== OBJECTIVE ==
Quote exactly, and only, the lines from the one containing "Read out every word on this page." through the end of the material below. Skip pictures.

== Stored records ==
◆ ◆ ◆

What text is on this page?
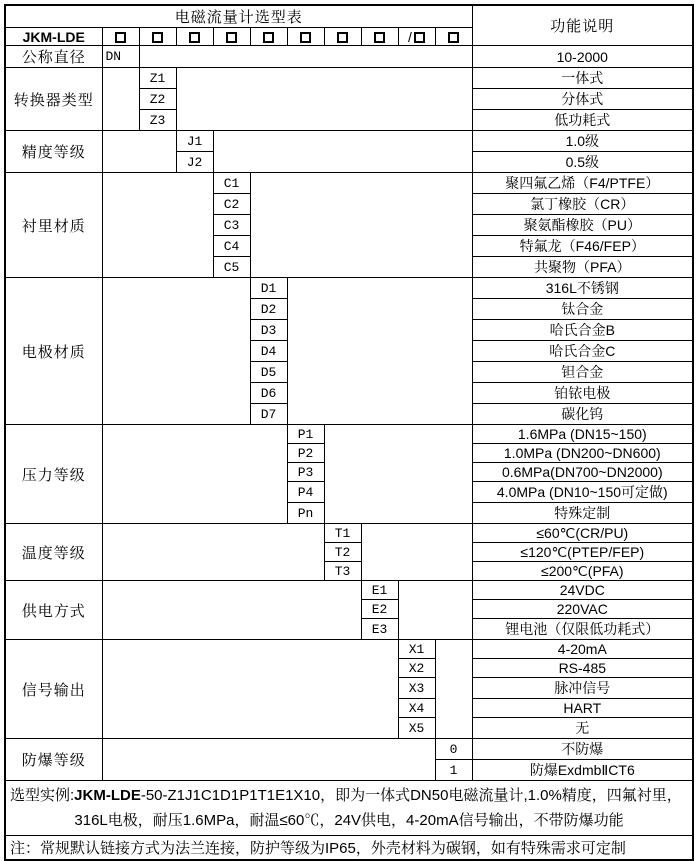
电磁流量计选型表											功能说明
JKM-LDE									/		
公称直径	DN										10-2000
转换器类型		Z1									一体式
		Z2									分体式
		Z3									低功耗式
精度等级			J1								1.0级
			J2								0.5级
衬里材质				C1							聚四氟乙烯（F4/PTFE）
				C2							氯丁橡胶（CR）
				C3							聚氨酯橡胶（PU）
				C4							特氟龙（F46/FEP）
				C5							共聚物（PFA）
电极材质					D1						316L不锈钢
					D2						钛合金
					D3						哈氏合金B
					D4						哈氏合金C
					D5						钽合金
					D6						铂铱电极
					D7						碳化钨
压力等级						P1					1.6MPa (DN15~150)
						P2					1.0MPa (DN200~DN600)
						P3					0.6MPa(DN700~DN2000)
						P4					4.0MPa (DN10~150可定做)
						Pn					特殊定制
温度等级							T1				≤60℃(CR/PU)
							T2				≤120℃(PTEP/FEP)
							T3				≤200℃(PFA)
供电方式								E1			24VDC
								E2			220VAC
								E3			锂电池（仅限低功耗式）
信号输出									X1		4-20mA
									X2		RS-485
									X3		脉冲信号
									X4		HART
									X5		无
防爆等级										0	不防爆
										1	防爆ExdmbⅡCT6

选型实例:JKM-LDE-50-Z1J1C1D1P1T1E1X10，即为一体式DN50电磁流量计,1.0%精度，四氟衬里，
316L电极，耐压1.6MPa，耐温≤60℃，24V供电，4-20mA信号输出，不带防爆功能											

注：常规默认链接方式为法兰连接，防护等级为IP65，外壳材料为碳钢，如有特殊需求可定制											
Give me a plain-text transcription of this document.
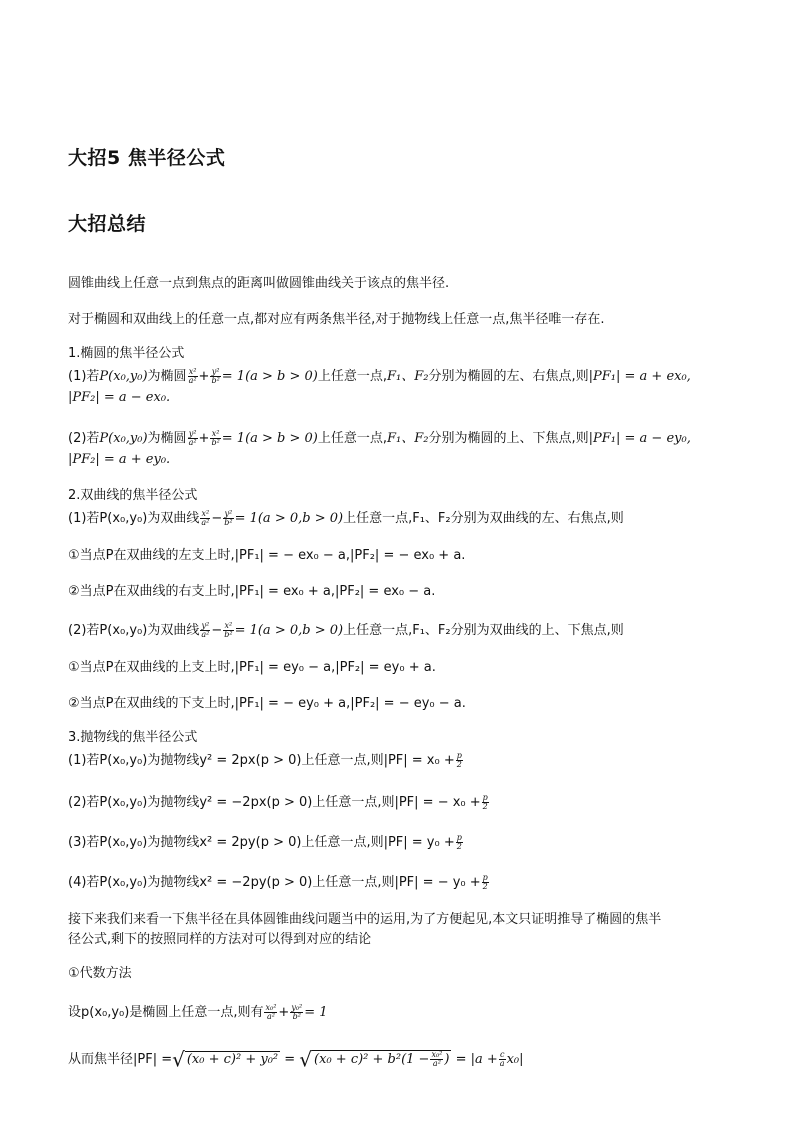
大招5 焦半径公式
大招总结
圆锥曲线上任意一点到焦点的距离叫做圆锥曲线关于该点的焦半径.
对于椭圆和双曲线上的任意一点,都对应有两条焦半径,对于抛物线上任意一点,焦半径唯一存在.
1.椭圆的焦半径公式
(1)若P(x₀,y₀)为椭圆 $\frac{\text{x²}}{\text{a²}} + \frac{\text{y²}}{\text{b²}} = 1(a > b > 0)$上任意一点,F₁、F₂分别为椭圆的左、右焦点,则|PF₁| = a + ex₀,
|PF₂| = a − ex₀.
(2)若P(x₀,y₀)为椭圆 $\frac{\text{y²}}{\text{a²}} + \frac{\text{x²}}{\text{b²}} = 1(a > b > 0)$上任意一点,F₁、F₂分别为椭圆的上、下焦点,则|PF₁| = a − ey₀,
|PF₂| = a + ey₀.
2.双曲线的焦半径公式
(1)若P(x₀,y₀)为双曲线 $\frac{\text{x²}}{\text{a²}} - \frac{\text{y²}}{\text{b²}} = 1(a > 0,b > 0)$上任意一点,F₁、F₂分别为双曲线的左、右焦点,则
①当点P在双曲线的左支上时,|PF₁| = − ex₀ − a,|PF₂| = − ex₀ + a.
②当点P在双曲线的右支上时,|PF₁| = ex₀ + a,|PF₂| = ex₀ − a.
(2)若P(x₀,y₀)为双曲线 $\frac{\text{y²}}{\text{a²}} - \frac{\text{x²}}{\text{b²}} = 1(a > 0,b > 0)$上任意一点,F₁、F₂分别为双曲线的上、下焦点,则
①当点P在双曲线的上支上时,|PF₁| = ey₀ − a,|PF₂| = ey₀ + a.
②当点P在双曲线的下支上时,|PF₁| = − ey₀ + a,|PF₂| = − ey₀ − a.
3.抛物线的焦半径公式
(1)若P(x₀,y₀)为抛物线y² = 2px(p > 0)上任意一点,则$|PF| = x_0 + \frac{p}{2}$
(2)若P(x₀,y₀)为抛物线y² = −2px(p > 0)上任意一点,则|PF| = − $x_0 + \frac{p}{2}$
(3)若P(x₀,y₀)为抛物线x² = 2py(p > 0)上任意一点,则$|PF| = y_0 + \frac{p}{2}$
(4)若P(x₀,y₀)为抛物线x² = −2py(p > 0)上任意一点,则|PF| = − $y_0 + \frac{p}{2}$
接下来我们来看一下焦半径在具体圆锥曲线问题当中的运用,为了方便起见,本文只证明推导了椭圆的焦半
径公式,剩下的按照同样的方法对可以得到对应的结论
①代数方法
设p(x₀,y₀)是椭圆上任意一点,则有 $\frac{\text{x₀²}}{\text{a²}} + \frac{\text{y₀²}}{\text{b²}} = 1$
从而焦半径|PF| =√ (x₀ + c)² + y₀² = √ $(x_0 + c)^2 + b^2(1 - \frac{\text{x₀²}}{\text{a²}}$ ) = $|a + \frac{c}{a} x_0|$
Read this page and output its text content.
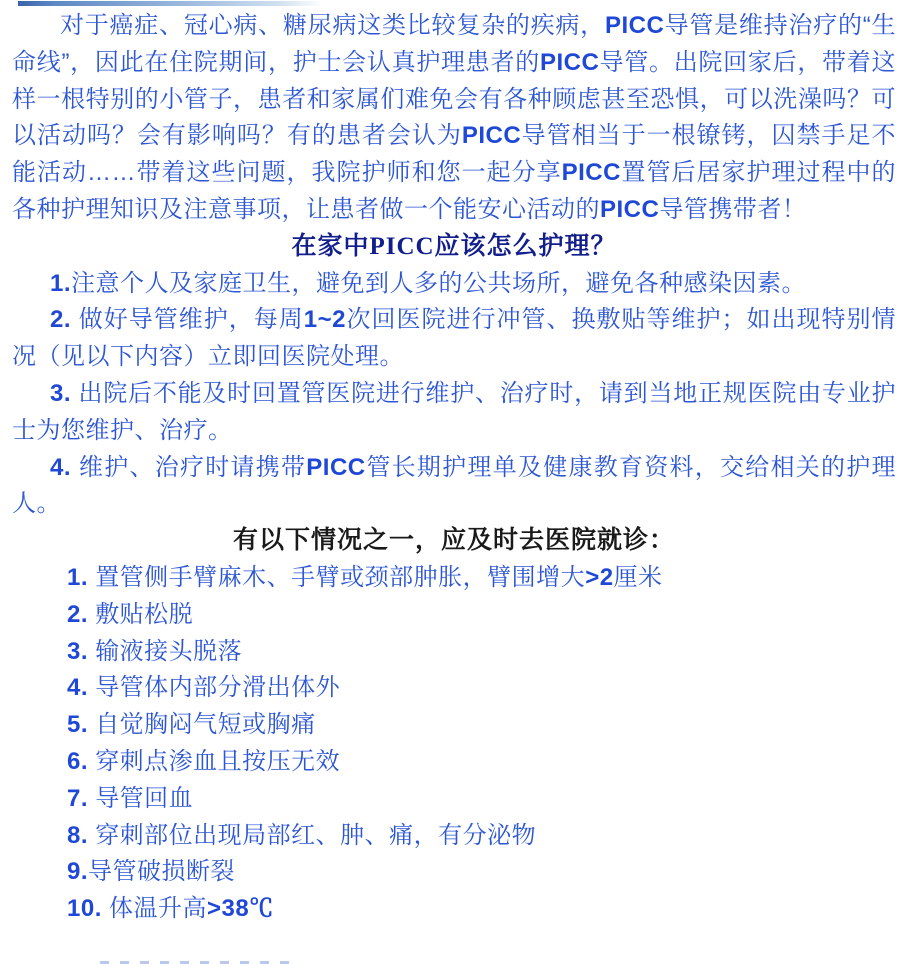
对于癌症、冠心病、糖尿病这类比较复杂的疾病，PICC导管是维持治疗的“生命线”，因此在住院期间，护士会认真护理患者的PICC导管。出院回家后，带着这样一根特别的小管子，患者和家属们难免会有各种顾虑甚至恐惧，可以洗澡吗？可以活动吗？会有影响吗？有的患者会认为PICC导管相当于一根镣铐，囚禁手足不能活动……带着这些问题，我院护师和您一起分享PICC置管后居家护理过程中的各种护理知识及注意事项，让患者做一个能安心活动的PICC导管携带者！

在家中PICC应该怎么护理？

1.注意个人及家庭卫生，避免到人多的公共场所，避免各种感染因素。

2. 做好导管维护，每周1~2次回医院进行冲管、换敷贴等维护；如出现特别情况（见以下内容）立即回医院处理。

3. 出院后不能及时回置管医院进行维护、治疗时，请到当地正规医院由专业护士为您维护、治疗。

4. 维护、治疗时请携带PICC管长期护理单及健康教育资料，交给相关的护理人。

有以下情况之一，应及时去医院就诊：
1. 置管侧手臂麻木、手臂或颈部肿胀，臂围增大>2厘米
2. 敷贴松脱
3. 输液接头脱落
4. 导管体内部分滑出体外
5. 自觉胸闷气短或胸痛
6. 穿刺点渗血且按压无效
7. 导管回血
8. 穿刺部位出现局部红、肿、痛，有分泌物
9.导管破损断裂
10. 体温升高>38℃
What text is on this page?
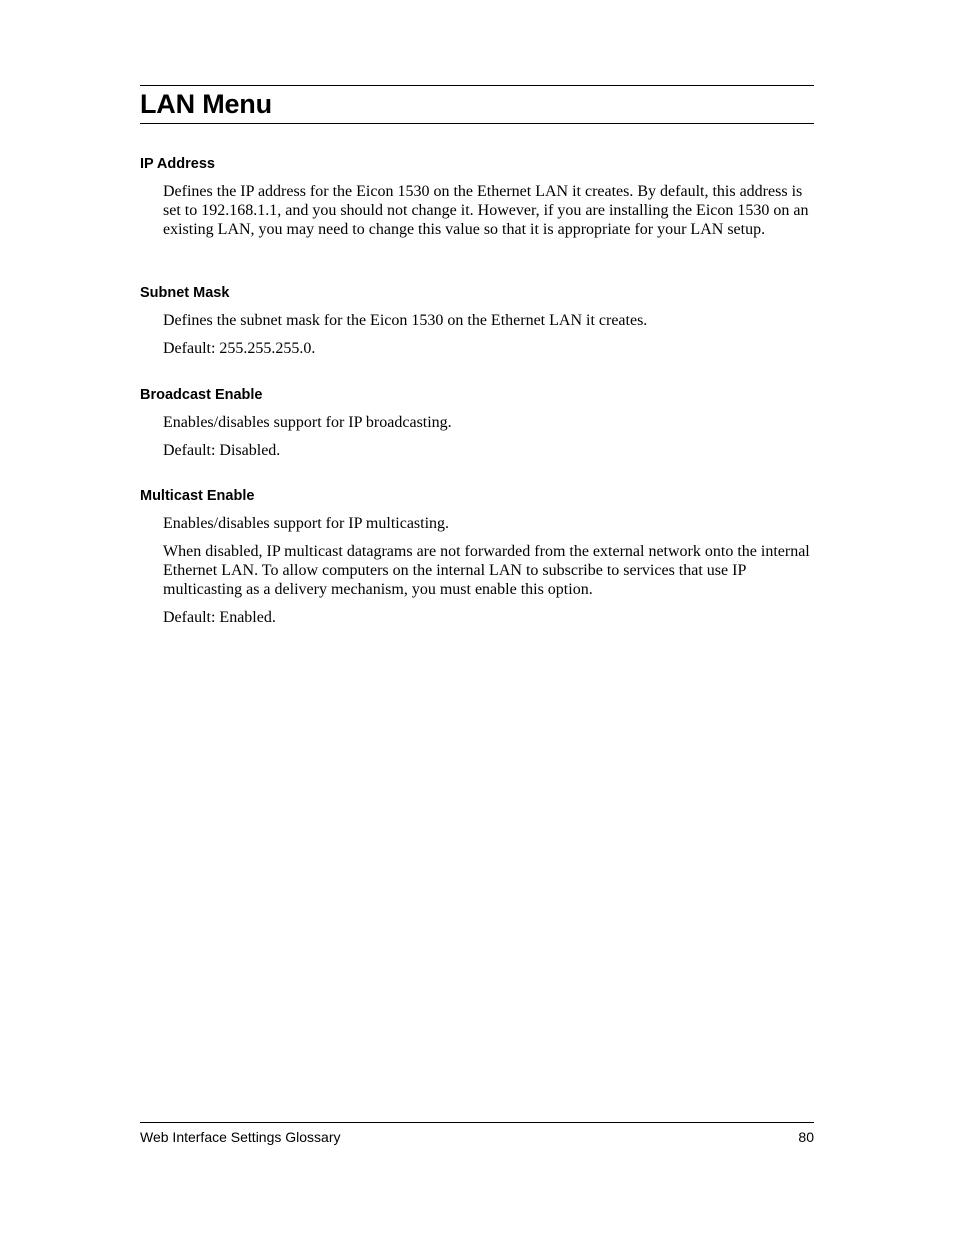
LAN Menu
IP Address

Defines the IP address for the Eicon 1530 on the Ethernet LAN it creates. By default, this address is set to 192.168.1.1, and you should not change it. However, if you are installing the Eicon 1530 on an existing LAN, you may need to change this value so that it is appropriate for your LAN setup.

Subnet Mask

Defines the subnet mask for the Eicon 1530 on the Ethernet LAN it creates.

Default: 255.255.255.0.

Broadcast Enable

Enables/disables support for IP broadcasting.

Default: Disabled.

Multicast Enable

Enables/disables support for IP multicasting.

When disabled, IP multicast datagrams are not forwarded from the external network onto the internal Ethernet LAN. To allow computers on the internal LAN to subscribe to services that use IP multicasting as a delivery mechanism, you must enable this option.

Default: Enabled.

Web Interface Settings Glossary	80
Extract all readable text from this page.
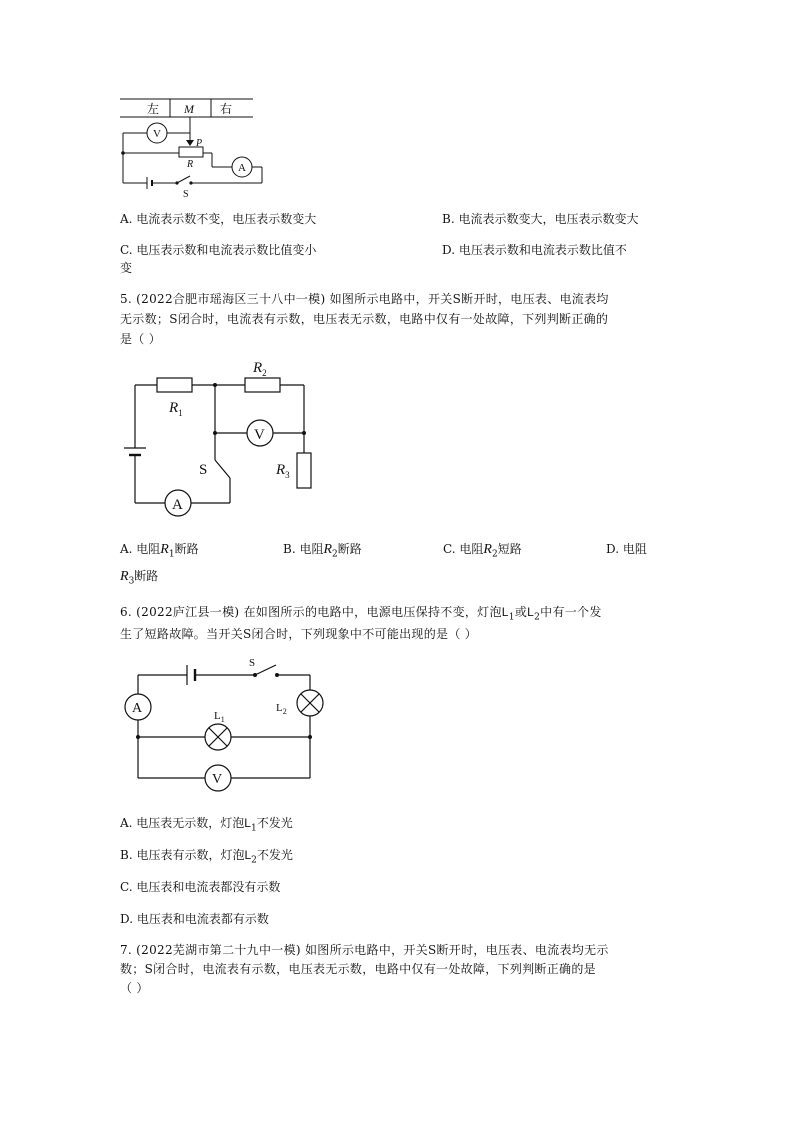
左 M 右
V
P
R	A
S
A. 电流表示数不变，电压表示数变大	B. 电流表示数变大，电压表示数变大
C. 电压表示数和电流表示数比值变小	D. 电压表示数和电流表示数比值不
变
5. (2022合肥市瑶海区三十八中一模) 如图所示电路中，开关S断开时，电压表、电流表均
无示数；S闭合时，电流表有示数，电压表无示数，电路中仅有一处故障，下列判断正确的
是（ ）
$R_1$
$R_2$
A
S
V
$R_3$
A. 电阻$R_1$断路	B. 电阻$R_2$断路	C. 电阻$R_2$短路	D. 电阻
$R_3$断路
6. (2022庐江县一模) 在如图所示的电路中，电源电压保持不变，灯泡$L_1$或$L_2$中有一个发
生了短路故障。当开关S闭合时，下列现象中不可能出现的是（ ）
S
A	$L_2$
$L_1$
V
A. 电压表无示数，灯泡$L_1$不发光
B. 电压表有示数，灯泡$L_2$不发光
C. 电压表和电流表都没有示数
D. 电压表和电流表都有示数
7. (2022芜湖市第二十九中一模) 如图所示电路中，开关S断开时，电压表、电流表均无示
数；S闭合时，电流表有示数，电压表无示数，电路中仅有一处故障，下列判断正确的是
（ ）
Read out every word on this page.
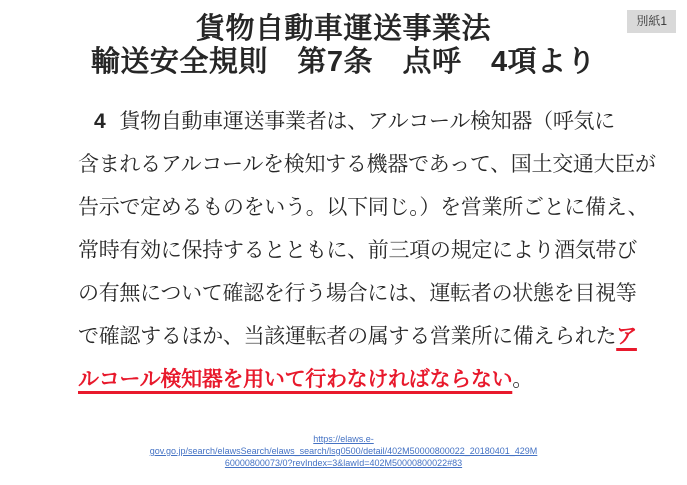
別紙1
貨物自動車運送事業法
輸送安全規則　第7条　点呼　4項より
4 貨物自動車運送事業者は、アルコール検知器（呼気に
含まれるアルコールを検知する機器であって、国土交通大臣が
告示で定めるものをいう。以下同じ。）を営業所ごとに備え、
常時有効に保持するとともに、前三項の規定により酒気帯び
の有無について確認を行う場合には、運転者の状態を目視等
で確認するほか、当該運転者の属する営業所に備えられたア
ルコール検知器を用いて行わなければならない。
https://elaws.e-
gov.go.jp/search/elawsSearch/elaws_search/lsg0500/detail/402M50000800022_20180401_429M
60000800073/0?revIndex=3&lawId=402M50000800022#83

◆ ◆ ◆

== FINAL RESULT ==
Read out every word on this page.
別紙1
貨物自動車運送事業法
輸送安全規則　第7条　点呼　4項より
4 貨物自動車運送事業者は、アルコール検知器（呼気に
含まれるアルコールを検知する機器であって、国土交通大臣が
告示で定めるものをいう。以下同じ。）を営業所ごとに備え、
常時有効に保持するとともに、前三項の規定により酒気帯び
の有無について確認を行う場合には、運転者の状態を目視等
で確認するほか、当該運転者の属する営業所に備えられたア
ルコール検知器を用いて行わなければならない。
https://elaws.e-
gov.go.jp/search/elawsSearch/elaws_search/lsg0500/detail/402M50000800022_20180401_429M
60000800073/0?revIndex=3&lawId=402M50000800022#83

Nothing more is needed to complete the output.